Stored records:
[start]
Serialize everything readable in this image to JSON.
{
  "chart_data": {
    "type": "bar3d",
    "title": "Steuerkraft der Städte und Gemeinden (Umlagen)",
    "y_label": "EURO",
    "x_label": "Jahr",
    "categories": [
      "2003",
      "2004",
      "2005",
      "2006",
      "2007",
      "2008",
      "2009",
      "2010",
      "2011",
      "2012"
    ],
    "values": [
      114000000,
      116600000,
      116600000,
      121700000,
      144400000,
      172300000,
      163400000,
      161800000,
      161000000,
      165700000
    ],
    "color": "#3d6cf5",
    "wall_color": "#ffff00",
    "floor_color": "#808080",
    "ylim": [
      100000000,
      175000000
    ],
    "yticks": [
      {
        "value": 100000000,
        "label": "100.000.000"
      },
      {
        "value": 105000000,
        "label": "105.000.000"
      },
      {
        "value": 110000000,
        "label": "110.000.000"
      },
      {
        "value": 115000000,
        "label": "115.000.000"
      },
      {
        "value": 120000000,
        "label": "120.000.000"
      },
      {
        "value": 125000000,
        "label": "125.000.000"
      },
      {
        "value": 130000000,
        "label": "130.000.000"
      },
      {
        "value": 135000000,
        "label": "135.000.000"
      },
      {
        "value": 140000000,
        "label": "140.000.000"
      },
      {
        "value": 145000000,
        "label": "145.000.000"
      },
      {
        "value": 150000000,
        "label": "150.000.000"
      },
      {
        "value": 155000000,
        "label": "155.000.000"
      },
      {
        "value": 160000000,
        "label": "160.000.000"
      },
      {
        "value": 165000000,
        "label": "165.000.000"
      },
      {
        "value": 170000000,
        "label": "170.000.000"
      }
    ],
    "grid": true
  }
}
[end]
### AIM OF THE TASK
Exactly as shown above, return every record.

### FINAL ANSWER
Serialize everything readable in this image to JSON.
{
  "chart_data": {
    "type": "bar3d",
    "title": "Steuerkraft der Städte und Gemeinden (Umlagen)",
    "y_label": "EURO",
    "x_label": "Jahr",
    "categories": [
      "2003",
      "2004",
      "2005",
      "2006",
      "2007",
      "2008",
      "2009",
      "2010",
      "2011",
      "2012"
    ],
    "values": [
      114000000,
      116600000,
      116600000,
      121700000,
      144400000,
      172300000,
      163400000,
      161800000,
      161000000,
      165700000
    ],
    "color": "#3d6cf5",
    "wall_color": "#ffff00",
    "floor_color": "#808080",
    "ylim": [
      100000000,
      175000000
    ],
    "yticks": [
      {
        "value": 100000000,
        "label": "100.000.000"
      },
      {
        "value": 105000000,
        "label": "105.000.000"
      },
      {
        "value": 110000000,
        "label": "110.000.000"
      },
      {
        "value": 115000000,
        "label": "115.000.000"
      },
      {
        "value": 120000000,
        "label": "120.000.000"
      },
      {
        "value": 125000000,
        "label": "125.000.000"
      },
      {
        "value": 130000000,
        "label": "130.000.000"
      },
      {
        "value": 135000000,
        "label": "135.000.000"
      },
      {
        "value": 140000000,
        "label": "140.000.000"
      },
      {
        "value": 145000000,
        "label": "145.000.000"
      },
      {
        "value": 150000000,
        "label": "150.000.000"
      },
      {
        "value": 155000000,
        "label": "155.000.000"
      },
      {
        "value": 160000000,
        "label": "160.000.000"
      },
      {
        "value": 165000000,
        "label": "165.000.000"
      },
      {
        "value": 170000000,
        "label": "170.000.000"
      }
    ],
    "grid": true
  }
}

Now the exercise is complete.